> Requirements
In the entries below, find every line holding the string "FOUNDATIONS" and collect it.

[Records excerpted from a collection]

┌──

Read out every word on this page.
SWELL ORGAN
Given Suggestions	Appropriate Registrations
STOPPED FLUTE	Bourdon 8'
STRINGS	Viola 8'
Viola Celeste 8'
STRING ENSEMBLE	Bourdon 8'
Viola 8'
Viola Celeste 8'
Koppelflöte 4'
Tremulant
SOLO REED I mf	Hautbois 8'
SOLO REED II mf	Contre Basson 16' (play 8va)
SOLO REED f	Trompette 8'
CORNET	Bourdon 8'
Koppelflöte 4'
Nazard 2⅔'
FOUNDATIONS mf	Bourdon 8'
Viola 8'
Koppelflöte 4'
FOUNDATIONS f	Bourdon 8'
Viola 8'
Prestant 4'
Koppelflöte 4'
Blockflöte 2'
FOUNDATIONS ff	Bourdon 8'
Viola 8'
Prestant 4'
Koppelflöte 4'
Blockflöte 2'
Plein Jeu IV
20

└──

> Full output
FOUNDATIONS mf	Bourdon 8'
FOUNDATIONS f	Bourdon 8'
FOUNDATIONS ff	Bourdon 8'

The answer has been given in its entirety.